» STATED TASK 1
Repeat the lines of the listing exactly, from the line containing "y-tick-label: 0.00: [28, 784, 73, 808]" through the line containing "histogram-bar: [526, 92, 561, 797]", with both of those lines included.

START SOURCE EXTRACT

# First DSLR!



## rik6230 (Jan 8, 2008)

Congrats with your new camera.


----------



## cisobe (Feb 22, 2010)

Congrats on the new camera! There a lot good sources online to learn techniques. Youtube is a great source.

My typical recommendation is a book by Bryan Peterson called Understanding Exposure. Its a great starting point to understand the basics of exposure.


----------



## Megora (Jun 7, 2010)

Congrats<:

I have a Canon vs Nikon, but had to share... after I purchased my "big camera", I'd been thinking it wouldn't be a huge deal going back to my basic camera for any of those times where I'd be nervous about having a big camera around. *laughs* I borrowed my mom's little camera and couldn't believe how limited it was. No way I could go back....


----------



## soxOZ (Dec 13, 2007)

Congrats on your new camera, the Nikon D5100 is a great DSLR and will give you great results...
Just start using it and if you have any problems just ask as there's few here that are very photo savvy...
Also go over the the NikonCafé (_www.nikoncafe.com_) as there are plenty of very helpful people there to help you out with a lot of interesting information...


----------



## Otter (Feb 23, 2011)

soxOZ said:


> Also go over the the NikonCafé (_www.nikoncafe.com_) as there are plenty of very helpful people there to help you out with a lot of interesting information...


*+1*
There are several people here on this forum that are also often seen at NikonCafe.


----------



## FeatherRiverSam (Aug 7, 2009)

That's great...congratulations on your new camera. My first tip would be get out and use it! And post lots of pictures!

You've already heard from some of the best on this forum ^^^^ if you have any questions just post them. They and others will be more than willing to help.

END SOURCE EXTRACT
START TASK MATERIAL

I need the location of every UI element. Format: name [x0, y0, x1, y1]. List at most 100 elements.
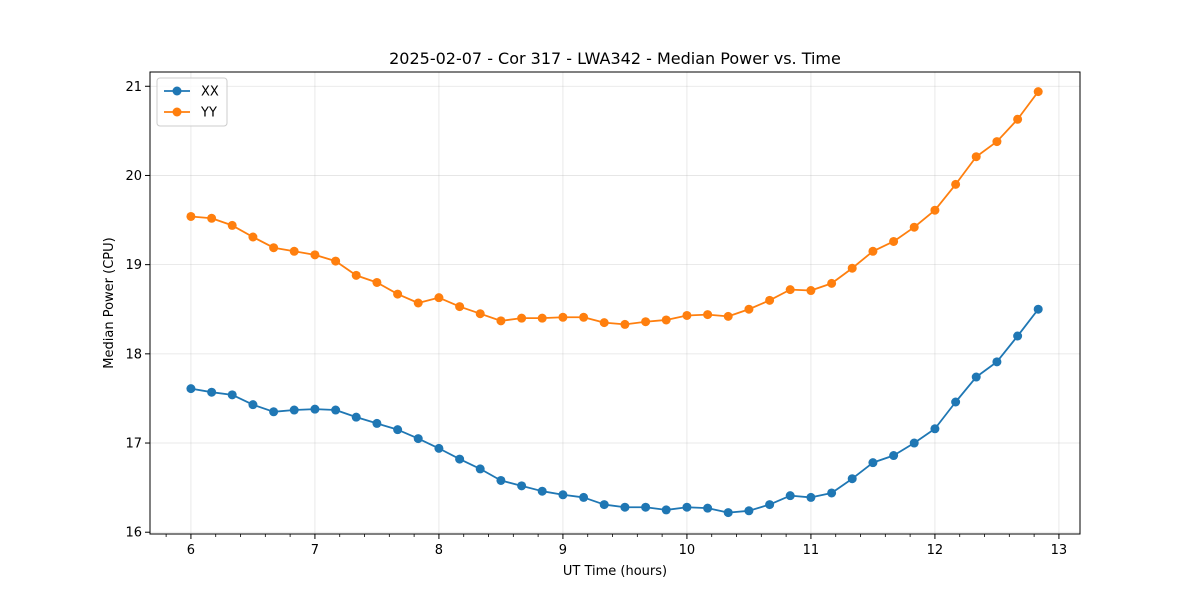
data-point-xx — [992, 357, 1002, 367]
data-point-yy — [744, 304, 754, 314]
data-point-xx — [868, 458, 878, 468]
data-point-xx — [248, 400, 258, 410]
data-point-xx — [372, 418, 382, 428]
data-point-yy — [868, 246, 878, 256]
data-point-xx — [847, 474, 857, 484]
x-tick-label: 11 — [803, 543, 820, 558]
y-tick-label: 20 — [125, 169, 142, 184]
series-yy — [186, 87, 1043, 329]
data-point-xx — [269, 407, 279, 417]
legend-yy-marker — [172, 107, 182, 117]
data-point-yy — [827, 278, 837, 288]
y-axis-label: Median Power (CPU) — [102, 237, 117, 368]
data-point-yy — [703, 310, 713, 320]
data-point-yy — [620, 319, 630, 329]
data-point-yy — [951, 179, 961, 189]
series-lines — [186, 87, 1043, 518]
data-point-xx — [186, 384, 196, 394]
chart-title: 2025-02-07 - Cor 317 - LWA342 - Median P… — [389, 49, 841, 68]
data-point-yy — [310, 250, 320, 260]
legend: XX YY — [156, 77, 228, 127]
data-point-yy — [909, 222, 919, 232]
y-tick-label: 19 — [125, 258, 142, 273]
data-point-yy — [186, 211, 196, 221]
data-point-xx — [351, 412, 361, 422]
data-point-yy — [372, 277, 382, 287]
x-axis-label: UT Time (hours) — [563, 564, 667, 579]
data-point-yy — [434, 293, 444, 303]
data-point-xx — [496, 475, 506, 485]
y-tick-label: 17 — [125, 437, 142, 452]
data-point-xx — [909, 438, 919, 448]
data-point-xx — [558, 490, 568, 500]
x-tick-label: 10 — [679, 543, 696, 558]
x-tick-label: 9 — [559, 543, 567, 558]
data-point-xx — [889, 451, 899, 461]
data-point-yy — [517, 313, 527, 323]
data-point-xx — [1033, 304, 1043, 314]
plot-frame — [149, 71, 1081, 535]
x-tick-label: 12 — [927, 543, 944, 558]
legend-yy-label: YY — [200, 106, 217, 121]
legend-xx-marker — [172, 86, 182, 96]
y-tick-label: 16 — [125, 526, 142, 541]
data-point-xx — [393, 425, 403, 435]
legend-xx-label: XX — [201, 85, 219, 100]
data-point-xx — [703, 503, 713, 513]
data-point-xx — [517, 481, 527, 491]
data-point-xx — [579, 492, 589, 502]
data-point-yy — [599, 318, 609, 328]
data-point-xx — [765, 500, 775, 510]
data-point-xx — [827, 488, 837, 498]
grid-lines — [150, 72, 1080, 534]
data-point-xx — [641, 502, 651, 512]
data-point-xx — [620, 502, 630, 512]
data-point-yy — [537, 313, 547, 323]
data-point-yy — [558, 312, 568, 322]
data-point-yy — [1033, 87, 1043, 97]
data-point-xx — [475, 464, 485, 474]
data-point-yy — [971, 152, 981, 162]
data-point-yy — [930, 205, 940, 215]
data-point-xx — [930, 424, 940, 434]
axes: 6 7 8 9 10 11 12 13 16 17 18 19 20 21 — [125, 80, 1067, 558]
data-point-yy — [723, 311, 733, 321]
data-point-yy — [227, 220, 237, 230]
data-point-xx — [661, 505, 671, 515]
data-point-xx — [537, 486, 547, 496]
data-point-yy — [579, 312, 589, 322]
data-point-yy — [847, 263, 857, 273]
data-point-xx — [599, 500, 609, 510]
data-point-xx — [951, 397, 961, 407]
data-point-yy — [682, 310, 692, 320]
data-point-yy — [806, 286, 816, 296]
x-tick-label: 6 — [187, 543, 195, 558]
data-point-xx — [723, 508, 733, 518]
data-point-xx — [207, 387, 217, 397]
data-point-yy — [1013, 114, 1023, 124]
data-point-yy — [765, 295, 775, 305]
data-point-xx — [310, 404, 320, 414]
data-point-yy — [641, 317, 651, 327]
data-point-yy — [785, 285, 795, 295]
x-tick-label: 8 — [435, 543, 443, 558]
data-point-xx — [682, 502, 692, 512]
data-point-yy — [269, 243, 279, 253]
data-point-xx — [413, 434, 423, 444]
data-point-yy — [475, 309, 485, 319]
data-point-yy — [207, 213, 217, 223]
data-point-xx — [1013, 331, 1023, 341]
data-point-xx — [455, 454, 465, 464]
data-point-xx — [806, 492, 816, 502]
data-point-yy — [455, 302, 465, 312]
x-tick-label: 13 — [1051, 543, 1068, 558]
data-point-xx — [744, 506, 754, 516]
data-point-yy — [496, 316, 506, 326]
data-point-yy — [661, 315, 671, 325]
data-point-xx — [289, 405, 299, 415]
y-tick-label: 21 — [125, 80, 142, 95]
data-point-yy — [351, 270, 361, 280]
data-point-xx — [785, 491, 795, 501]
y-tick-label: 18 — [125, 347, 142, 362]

END TASK MATERIAL
START TASK MATERIAL

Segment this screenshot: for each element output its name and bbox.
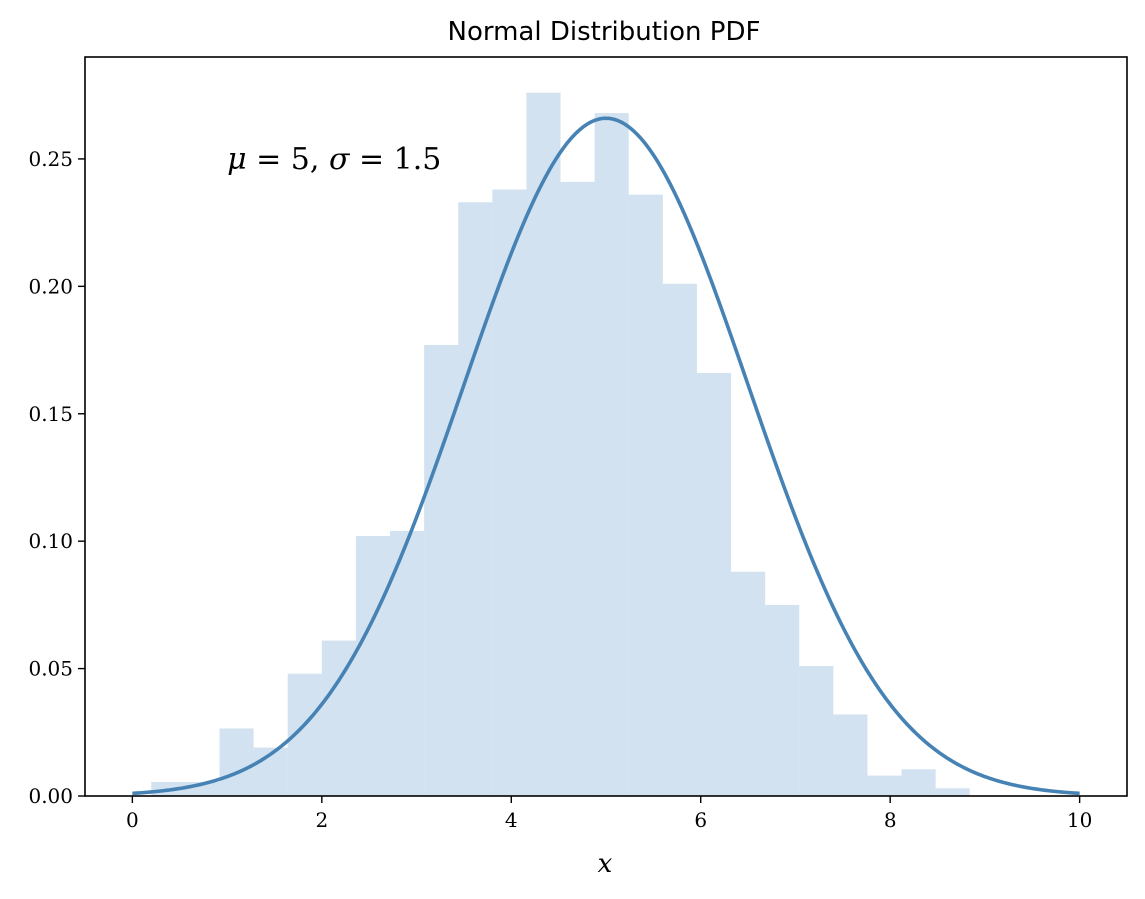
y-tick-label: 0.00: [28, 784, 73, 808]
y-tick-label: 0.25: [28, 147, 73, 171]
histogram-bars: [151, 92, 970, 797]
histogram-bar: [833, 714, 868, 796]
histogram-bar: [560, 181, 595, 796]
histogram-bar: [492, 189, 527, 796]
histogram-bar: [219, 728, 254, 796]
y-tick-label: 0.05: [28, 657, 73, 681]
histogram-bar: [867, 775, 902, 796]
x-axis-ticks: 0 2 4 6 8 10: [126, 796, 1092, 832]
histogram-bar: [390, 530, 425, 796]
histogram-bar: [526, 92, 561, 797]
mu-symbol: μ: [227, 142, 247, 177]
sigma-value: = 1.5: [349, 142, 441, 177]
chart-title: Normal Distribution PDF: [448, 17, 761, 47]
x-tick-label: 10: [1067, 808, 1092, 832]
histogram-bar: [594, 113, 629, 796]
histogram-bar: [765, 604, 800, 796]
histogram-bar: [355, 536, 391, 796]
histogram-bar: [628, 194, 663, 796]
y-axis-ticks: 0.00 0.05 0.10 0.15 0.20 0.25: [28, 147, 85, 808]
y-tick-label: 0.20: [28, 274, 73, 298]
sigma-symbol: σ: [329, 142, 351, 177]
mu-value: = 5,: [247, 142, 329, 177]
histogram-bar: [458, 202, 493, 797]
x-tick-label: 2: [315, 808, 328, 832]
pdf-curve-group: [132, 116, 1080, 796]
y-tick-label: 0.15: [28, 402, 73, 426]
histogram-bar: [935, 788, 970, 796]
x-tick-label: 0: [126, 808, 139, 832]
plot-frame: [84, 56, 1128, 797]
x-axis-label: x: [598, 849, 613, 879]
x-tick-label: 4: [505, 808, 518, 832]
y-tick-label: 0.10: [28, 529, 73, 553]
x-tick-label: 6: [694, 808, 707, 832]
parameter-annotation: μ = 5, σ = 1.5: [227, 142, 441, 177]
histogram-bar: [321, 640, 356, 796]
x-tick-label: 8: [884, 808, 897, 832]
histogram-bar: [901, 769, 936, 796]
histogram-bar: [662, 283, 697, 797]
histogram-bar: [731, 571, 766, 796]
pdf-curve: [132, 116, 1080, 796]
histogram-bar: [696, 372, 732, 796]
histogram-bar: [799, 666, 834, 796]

END TASK MATERIAL

» STATED TASK 2
Using the thread about a first DSLR, answer these:
(a) Which book does cisobe recommend, and who wrote it?
(b) Which camera model does soxOZ call a great DSLR?
(c) Which website do soxOZ and Otter point to?

» RESULT 1
y-tick-label: 0.00: [28, 784, 73, 808]
y-tick-label: 0.25: [28, 147, 73, 171]
histogram-bars: [151, 92, 970, 797]
histogram-bar: [833, 714, 868, 796]
histogram-bar: [560, 181, 595, 796]
histogram-bar: [492, 189, 527, 796]
histogram-bar: [219, 728, 254, 796]
y-tick-label: 0.05: [28, 657, 73, 681]
histogram-bar: [867, 775, 902, 796]
x-axis-ticks: 0 2 4 6 8 10: [126, 796, 1092, 832]
histogram-bar: [390, 530, 425, 796]
histogram-bar: [526, 92, 561, 797]

» RESULT 2
(a) Understanding Exposure, by Bryan Peterson.
(b) The Nikon D5100.
(c) NikonCafé (www.nikoncafe.com).